Directions for this task
Write out all of the entries exactly, please.

Dataset
● ● ● ● ● ● ●

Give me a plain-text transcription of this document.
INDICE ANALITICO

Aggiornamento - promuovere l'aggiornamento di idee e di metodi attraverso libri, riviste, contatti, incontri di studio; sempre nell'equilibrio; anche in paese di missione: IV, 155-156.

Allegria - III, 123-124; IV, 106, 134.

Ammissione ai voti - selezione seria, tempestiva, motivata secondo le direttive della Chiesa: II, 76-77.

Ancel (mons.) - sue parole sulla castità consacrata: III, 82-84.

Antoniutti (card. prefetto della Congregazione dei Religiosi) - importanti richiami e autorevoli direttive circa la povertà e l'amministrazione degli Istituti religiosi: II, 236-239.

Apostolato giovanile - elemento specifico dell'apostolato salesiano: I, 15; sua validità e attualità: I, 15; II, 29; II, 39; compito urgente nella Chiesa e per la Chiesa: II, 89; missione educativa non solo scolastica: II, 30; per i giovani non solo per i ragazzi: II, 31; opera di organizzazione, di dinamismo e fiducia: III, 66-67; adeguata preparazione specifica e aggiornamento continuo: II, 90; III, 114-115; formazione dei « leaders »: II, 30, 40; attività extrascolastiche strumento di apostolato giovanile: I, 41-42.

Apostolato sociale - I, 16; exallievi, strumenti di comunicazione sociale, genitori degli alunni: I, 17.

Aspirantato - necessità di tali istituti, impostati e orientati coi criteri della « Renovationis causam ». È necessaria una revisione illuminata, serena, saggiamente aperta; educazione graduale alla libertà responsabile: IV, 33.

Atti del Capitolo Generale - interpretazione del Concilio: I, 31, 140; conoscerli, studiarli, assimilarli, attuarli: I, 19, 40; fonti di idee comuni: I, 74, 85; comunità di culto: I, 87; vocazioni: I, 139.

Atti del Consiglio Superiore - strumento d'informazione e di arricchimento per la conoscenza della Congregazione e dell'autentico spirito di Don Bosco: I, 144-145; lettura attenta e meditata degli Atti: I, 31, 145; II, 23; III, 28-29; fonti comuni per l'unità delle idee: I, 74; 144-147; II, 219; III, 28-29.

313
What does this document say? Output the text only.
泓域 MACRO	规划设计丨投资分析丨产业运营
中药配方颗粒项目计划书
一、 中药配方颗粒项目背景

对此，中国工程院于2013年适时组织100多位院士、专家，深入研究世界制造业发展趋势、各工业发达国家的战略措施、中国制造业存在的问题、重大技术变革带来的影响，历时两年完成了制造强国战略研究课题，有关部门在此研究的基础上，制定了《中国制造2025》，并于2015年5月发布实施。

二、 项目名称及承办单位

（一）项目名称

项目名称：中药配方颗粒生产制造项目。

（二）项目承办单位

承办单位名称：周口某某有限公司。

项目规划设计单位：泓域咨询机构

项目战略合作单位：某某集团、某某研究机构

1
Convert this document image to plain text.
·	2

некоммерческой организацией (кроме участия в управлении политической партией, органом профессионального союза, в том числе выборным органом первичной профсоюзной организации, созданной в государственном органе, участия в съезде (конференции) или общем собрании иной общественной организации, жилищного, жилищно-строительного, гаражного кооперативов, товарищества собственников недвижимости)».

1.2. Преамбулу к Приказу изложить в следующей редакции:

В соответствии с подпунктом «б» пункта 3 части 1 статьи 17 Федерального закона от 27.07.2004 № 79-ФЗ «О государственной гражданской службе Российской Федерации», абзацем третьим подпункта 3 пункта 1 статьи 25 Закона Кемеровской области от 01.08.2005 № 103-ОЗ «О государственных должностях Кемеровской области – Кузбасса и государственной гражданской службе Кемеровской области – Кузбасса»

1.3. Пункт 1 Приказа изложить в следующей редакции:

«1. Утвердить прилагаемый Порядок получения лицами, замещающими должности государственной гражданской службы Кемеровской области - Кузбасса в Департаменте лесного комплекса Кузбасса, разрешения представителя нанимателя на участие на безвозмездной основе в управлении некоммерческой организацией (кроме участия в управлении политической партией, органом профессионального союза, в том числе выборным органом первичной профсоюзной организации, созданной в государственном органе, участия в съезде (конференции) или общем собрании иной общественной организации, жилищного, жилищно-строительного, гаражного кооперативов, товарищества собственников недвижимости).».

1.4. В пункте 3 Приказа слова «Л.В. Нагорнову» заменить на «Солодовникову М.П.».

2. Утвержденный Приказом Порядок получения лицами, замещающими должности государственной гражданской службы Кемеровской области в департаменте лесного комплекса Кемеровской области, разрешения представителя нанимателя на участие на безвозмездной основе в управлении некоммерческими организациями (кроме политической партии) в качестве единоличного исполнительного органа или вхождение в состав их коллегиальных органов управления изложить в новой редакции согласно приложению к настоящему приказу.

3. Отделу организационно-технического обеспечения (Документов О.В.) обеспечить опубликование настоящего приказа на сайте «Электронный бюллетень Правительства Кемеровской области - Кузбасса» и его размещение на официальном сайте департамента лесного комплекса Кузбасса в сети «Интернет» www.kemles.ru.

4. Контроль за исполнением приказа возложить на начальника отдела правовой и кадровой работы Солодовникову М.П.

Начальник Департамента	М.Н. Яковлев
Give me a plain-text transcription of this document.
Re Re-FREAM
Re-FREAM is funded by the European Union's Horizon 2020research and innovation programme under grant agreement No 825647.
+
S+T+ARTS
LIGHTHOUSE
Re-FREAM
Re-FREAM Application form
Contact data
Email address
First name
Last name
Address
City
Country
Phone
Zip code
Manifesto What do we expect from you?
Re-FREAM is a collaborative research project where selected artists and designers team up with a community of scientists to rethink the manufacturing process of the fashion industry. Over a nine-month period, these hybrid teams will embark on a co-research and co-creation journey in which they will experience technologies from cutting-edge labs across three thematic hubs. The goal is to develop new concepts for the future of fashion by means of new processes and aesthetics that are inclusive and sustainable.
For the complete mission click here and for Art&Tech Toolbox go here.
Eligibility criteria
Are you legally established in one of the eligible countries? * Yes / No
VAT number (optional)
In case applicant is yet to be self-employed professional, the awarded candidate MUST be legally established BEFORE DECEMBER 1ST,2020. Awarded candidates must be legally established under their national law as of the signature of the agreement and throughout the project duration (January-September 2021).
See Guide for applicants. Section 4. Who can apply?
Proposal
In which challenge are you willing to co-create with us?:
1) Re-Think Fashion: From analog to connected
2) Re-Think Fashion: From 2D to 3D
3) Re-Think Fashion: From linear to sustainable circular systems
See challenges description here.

● ● ● ● ● ● ●

Solution
Give me a plain-text transcription of this document.
INDICE ANALITICO

Aggiornamento - promuovere l'aggiornamento di idee e di metodi attraverso libri, riviste, contatti, incontri di studio; sempre nell'equilibrio; anche in paese di missione: IV, 155-156.

Allegria - III, 123-124; IV, 106, 134.

Ammissione ai voti - selezione seria, tempestiva, motivata secondo le direttive della Chiesa: II, 76-77.

Ancel (mons.) - sue parole sulla castità consacrata: III, 82-84.

Antoniutti (card. prefetto della Congregazione dei Religiosi) - importanti richiami e autorevoli direttive circa la povertà e l'amministrazione degli Istituti religiosi: II, 236-239.

Apostolato giovanile - elemento specifico dell'apostolato salesiano: I, 15; sua validità e attualità: I, 15; II, 29; II, 39; compito urgente nella Chiesa e per la Chiesa: II, 89; missione educativa non solo scolastica: II, 30; per i giovani non solo per i ragazzi: II, 31; opera di organizzazione, di dinamismo e fiducia: III, 66-67; adeguata preparazione specifica e aggiornamento continuo: II, 90; III, 114-115; formazione dei « leaders »: II, 30, 40; attività extrascolastiche strumento di apostolato giovanile: I, 41-42.

Apostolato sociale - I, 16; exallievi, strumenti di comunicazione sociale, genitori degli alunni: I, 17.

Aspirantato - necessità di tali istituti, impostati e orientati coi criteri della « Renovationis causam ». È necessaria una revisione illuminata, serena, saggiamente aperta; educazione graduale alla libertà responsabile: IV, 33.

Atti del Capitolo Generale - interpretazione del Concilio: I, 31, 140; conoscerli, studiarli, assimilarli, attuarli: I, 19, 40; fonti di idee comuni: I, 74, 85; comunità di culto: I, 87; vocazioni: I, 139.

Atti del Consiglio Superiore - strumento d'informazione e di arricchimento per la conoscenza della Congregazione e dell'autentico spirito di Don Bosco: I, 144-145; lettura attenta e meditata degli Atti: I, 31, 145; II, 23; III, 28-29; fonti comuni per l'unità delle idee: I, 74; 144-147; II, 219; III, 28-29.

313
What does this document say? Output the text only.
泓域 MACRO	规划设计丨投资分析丨产业运营
中药配方颗粒项目计划书
一、 中药配方颗粒项目背景

对此，中国工程院于2013年适时组织100多位院士、专家，深入研究世界制造业发展趋势、各工业发达国家的战略措施、中国制造业存在的问题、重大技术变革带来的影响，历时两年完成了制造强国战略研究课题，有关部门在此研究的基础上，制定了《中国制造2025》，并于2015年5月发布实施。

二、 项目名称及承办单位

（一）项目名称

项目名称：中药配方颗粒生产制造项目。

（二）项目承办单位

承办单位名称：周口某某有限公司。

项目规划设计单位：泓域咨询机构

项目战略合作单位：某某集团、某某研究机构

1
Convert this document image to plain text.
·	2

некоммерческой организацией (кроме участия в управлении политической партией, органом профессионального союза, в том числе выборным органом первичной профсоюзной организации, созданной в государственном органе, участия в съезде (конференции) или общем собрании иной общественной организации, жилищного, жилищно-строительного, гаражного кооперативов, товарищества собственников недвижимости)».

1.2. Преамбулу к Приказу изложить в следующей редакции:

В соответствии с подпунктом «б» пункта 3 части 1 статьи 17 Федерального закона от 27.07.2004 № 79-ФЗ «О государственной гражданской службе Российской Федерации», абзацем третьим подпункта 3 пункта 1 статьи 25 Закона Кемеровской области от 01.08.2005 № 103-ОЗ «О государственных должностях Кемеровской области – Кузбасса и государственной гражданской службе Кемеровской области – Кузбасса»

1.3. Пункт 1 Приказа изложить в следующей редакции:

«1. Утвердить прилагаемый Порядок получения лицами, замещающими должности государственной гражданской службы Кемеровской области - Кузбасса в Департаменте лесного комплекса Кузбасса, разрешения представителя нанимателя на участие на безвозмездной основе в управлении некоммерческой организацией (кроме участия в управлении политической партией, органом профессионального союза, в том числе выборным органом первичной профсоюзной организации, созданной в государственном органе, участия в съезде (конференции) или общем собрании иной общественной организации, жилищного, жилищно-строительного, гаражного кооперативов, товарищества собственников недвижимости).».

1.4. В пункте 3 Приказа слова «Л.В. Нагорнову» заменить на «Солодовникову М.П.».

2. Утвержденный Приказом Порядок получения лицами, замещающими должности государственной гражданской службы Кемеровской области в департаменте лесного комплекса Кемеровской области, разрешения представителя нанимателя на участие на безвозмездной основе в управлении некоммерческими организациями (кроме политической партии) в качестве единоличного исполнительного органа или вхождение в состав их коллегиальных органов управления изложить в новой редакции согласно приложению к настоящему приказу.

3. Отделу организационно-технического обеспечения (Документов О.В.) обеспечить опубликование настоящего приказа на сайте «Электронный бюллетень Правительства Кемеровской области - Кузбасса» и его размещение на официальном сайте департамента лесного комплекса Кузбасса в сети «Интернет» www.kemles.ru.

4. Контроль за исполнением приказа возложить на начальника отдела правовой и кадровой работы Солодовникову М.П.

Начальник Департамента	М.Н. Яковлев
Give me a plain-text transcription of this document.
Re Re-FREAM
Re-FREAM is funded by the European Union's Horizon 2020research and innovation programme under grant agreement No 825647.
+
S+T+ARTS
LIGHTHOUSE
Re-FREAM
Re-FREAM Application form
Contact data
Email address
First name
Last name
Address
City
Country
Phone
Zip code
Manifesto What do we expect from you?
Re-FREAM is a collaborative research project where selected artists and designers team up with a community of scientists to rethink the manufacturing process of the fashion industry. Over a nine-month period, these hybrid teams will embark on a co-research and co-creation journey in which they will experience technologies from cutting-edge labs across three thematic hubs. The goal is to develop new concepts for the future of fashion by means of new processes and aesthetics that are inclusive and sustainable.
For the complete mission click here and for Art&Tech Toolbox go here.
Eligibility criteria
Are you legally established in one of the eligible countries? * Yes / No
VAT number (optional)
In case applicant is yet to be self-employed professional, the awarded candidate MUST be legally established BEFORE DECEMBER 1ST,2020. Awarded candidates must be legally established under their national law as of the signature of the agreement and throughout the project duration (January-September 2021).
See Guide for applicants. Section 4. Who can apply?
Proposal
In which challenge are you willing to co-create with us?:
1) Re-Think Fashion: From analog to connected
2) Re-Think Fashion: From 2D to 3D
3) Re-Think Fashion: From linear to sustainable circular systems
See challenges description here.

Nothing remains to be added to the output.